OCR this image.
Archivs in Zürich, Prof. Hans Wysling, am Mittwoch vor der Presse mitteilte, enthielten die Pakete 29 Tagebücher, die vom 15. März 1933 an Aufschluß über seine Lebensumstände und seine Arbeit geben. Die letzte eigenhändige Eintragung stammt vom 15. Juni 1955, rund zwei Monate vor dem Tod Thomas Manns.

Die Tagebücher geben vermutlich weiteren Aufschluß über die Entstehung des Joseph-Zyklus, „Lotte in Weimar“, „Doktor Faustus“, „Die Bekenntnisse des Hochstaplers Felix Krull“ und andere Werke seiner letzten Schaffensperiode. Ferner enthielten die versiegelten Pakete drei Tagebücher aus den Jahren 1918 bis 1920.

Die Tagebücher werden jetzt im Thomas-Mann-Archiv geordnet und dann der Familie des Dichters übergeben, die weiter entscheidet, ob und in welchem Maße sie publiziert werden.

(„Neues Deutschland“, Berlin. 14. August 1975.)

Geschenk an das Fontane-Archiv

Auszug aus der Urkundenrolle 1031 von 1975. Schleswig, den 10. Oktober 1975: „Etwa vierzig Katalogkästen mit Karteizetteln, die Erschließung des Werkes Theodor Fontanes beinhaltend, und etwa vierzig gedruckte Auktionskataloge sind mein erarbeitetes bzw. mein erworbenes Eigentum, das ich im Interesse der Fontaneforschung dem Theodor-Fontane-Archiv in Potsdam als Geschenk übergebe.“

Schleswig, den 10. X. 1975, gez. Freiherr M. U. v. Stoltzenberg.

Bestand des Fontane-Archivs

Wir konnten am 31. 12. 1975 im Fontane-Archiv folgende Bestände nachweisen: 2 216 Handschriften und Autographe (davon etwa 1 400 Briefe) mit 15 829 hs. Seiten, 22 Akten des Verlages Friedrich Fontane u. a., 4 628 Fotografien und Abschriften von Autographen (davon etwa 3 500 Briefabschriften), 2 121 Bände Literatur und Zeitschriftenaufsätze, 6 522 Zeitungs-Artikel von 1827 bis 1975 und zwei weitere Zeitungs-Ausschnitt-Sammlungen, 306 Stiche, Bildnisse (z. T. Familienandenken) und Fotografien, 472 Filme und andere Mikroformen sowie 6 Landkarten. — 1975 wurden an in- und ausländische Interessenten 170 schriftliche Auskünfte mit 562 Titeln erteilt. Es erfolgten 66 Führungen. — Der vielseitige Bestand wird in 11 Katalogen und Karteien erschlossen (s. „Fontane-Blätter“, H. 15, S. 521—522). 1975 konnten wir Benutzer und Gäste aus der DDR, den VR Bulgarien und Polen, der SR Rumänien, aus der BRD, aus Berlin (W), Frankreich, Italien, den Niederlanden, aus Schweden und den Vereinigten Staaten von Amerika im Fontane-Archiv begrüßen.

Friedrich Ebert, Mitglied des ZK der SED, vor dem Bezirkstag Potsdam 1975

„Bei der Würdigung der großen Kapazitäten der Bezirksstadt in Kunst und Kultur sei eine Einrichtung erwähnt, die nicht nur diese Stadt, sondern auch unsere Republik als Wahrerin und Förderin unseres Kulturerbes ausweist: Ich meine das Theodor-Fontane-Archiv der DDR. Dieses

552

### EXERCISE
In the entries above, count each line with "Pakete"; reply with the total only.

### RESPONSE FOR THIS EXERCISE
2